=== PROMPT ===
Below are some records; return each one exactly.

=== LISTING ===
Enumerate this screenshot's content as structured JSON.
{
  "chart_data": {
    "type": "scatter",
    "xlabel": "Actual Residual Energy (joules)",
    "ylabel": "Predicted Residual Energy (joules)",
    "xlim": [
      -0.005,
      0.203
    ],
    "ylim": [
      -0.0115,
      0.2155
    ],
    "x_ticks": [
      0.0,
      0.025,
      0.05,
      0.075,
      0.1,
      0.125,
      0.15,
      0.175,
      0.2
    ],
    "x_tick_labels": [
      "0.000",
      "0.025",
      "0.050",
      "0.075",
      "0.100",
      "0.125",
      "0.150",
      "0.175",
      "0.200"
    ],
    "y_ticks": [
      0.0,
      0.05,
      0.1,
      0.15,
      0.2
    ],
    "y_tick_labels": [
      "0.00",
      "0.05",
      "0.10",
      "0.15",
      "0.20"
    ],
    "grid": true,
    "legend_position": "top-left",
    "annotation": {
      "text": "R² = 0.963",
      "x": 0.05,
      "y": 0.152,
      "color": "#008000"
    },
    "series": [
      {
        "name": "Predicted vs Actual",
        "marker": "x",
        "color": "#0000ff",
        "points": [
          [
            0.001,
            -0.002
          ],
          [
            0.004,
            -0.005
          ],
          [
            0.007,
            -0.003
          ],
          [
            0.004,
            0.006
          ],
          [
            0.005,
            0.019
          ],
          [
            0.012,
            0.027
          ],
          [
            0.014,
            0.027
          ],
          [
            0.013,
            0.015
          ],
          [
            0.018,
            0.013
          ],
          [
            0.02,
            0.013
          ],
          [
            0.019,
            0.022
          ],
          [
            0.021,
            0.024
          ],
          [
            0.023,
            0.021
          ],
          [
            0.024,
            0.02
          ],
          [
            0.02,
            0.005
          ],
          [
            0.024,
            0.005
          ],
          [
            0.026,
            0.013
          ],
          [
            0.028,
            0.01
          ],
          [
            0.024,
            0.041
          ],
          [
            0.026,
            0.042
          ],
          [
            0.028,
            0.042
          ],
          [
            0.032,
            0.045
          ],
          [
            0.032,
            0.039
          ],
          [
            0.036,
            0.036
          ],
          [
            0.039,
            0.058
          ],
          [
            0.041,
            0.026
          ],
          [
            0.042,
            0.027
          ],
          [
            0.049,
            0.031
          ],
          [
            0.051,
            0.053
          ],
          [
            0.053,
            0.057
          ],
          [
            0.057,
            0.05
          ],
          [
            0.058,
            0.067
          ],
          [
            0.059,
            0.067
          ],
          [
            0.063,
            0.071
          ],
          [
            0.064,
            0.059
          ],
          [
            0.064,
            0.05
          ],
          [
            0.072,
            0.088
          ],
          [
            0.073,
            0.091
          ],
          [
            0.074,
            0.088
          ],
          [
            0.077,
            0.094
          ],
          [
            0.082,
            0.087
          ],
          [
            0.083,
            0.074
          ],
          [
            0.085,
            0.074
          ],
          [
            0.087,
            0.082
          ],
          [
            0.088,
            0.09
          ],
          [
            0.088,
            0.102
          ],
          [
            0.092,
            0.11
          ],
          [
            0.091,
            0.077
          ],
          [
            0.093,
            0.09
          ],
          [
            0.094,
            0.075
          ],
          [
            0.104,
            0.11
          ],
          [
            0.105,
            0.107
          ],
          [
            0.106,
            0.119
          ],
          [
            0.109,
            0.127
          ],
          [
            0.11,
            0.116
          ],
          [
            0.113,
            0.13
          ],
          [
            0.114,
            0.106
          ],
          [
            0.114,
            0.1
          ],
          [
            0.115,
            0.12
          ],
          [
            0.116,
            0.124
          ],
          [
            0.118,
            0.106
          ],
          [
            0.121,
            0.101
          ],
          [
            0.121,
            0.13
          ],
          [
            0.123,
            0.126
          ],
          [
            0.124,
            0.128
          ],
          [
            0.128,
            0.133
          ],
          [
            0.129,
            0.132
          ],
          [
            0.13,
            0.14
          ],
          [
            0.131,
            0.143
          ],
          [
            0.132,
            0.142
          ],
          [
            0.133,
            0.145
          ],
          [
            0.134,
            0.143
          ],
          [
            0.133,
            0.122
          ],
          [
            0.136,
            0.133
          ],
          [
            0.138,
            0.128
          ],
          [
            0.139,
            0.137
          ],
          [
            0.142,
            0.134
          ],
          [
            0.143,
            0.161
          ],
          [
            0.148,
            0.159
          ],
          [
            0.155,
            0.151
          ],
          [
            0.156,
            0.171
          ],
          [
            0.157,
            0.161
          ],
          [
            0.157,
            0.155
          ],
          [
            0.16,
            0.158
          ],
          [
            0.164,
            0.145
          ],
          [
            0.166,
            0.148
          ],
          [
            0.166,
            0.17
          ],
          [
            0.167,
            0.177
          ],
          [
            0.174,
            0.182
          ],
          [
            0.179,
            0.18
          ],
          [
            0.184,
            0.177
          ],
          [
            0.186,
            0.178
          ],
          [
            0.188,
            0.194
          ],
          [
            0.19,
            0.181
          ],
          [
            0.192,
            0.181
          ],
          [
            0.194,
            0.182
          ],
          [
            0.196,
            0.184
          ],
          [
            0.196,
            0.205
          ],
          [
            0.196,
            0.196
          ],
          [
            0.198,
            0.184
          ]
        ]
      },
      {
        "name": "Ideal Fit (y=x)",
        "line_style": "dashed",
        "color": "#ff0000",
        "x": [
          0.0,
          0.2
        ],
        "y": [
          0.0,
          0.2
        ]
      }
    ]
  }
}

=== THE OUTPUT ===
Enumerate this screenshot's content as structured JSON.
{
  "chart_data": {
    "type": "scatter",
    "xlabel": "Actual Residual Energy (joules)",
    "ylabel": "Predicted Residual Energy (joules)",
    "xlim": [
      -0.005,
      0.203
    ],
    "ylim": [
      -0.0115,
      0.2155
    ],
    "x_ticks": [
      0.0,
      0.025,
      0.05,
      0.075,
      0.1,
      0.125,
      0.15,
      0.175,
      0.2
    ],
    "x_tick_labels": [
      "0.000",
      "0.025",
      "0.050",
      "0.075",
      "0.100",
      "0.125",
      "0.150",
      "0.175",
      "0.200"
    ],
    "y_ticks": [
      0.0,
      0.05,
      0.1,
      0.15,
      0.2
    ],
    "y_tick_labels": [
      "0.00",
      "0.05",
      "0.10",
      "0.15",
      "0.20"
    ],
    "grid": true,
    "legend_position": "top-left",
    "annotation": {
      "text": "R² = 0.963",
      "x": 0.05,
      "y": 0.152,
      "color": "#008000"
    },
    "series": [
      {
        "name": "Predicted vs Actual",
        "marker": "x",
        "color": "#0000ff",
        "points": [
          [
            0.001,
            -0.002
          ],
          [
            0.004,
            -0.005
          ],
          [
            0.007,
            -0.003
          ],
          [
            0.004,
            0.006
          ],
          [
            0.005,
            0.019
          ],
          [
            0.012,
            0.027
          ],
          [
            0.014,
            0.027
          ],
          [
            0.013,
            0.015
          ],
          [
            0.018,
            0.013
          ],
          [
            0.02,
            0.013
          ],
          [
            0.019,
            0.022
          ],
          [
            0.021,
            0.024
          ],
          [
            0.023,
            0.021
          ],
          [
            0.024,
            0.02
          ],
          [
            0.02,
            0.005
          ],
          [
            0.024,
            0.005
          ],
          [
            0.026,
            0.013
          ],
          [
            0.028,
            0.01
          ],
          [
            0.024,
            0.041
          ],
          [
            0.026,
            0.042
          ],
          [
            0.028,
            0.042
          ],
          [
            0.032,
            0.045
          ],
          [
            0.032,
            0.039
          ],
          [
            0.036,
            0.036
          ],
          [
            0.039,
            0.058
          ],
          [
            0.041,
            0.026
          ],
          [
            0.042,
            0.027
          ],
          [
            0.049,
            0.031
          ],
          [
            0.051,
            0.053
          ],
          [
            0.053,
            0.057
          ],
          [
            0.057,
            0.05
          ],
          [
            0.058,
            0.067
          ],
          [
            0.059,
            0.067
          ],
          [
            0.063,
            0.071
          ],
          [
            0.064,
            0.059
          ],
          [
            0.064,
            0.05
          ],
          [
            0.072,
            0.088
          ],
          [
            0.073,
            0.091
          ],
          [
            0.074,
            0.088
          ],
          [
            0.077,
            0.094
          ],
          [
            0.082,
            0.087
          ],
          [
            0.083,
            0.074
          ],
          [
            0.085,
            0.074
          ],
          [
            0.087,
            0.082
          ],
          [
            0.088,
            0.09
          ],
          [
            0.088,
            0.102
          ],
          [
            0.092,
            0.11
          ],
          [
            0.091,
            0.077
          ],
          [
            0.093,
            0.09
          ],
          [
            0.094,
            0.075
          ],
          [
            0.104,
            0.11
          ],
          [
            0.105,
            0.107
          ],
          [
            0.106,
            0.119
          ],
          [
            0.109,
            0.127
          ],
          [
            0.11,
            0.116
          ],
          [
            0.113,
            0.13
          ],
          [
            0.114,
            0.106
          ],
          [
            0.114,
            0.1
          ],
          [
            0.115,
            0.12
          ],
          [
            0.116,
            0.124
          ],
          [
            0.118,
            0.106
          ],
          [
            0.121,
            0.101
          ],
          [
            0.121,
            0.13
          ],
          [
            0.123,
            0.126
          ],
          [
            0.124,
            0.128
          ],
          [
            0.128,
            0.133
          ],
          [
            0.129,
            0.132
          ],
          [
            0.13,
            0.14
          ],
          [
            0.131,
            0.143
          ],
          [
            0.132,
            0.142
          ],
          [
            0.133,
            0.145
          ],
          [
            0.134,
            0.143
          ],
          [
            0.133,
            0.122
          ],
          [
            0.136,
            0.133
          ],
          [
            0.138,
            0.128
          ],
          [
            0.139,
            0.137
          ],
          [
            0.142,
            0.134
          ],
          [
            0.143,
            0.161
          ],
          [
            0.148,
            0.159
          ],
          [
            0.155,
            0.151
          ],
          [
            0.156,
            0.171
          ],
          [
            0.157,
            0.161
          ],
          [
            0.157,
            0.155
          ],
          [
            0.16,
            0.158
          ],
          [
            0.164,
            0.145
          ],
          [
            0.166,
            0.148
          ],
          [
            0.166,
            0.17
          ],
          [
            0.167,
            0.177
          ],
          [
            0.174,
            0.182
          ],
          [
            0.179,
            0.18
          ],
          [
            0.184,
            0.177
          ],
          [
            0.186,
            0.178
          ],
          [
            0.188,
            0.194
          ],
          [
            0.19,
            0.181
          ],
          [
            0.192,
            0.181
          ],
          [
            0.194,
            0.182
          ],
          [
            0.196,
            0.184
          ],
          [
            0.196,
            0.205
          ],
          [
            0.196,
            0.196
          ],
          [
            0.198,
            0.184
          ]
        ]
      },
      {
        "name": "Ideal Fit (y=x)",
        "line_style": "dashed",
        "color": "#ff0000",
        "x": [
          0.0,
          0.2
        ],
        "y": [
          0.0,
          0.2
        ]
      }
    ]
  }
}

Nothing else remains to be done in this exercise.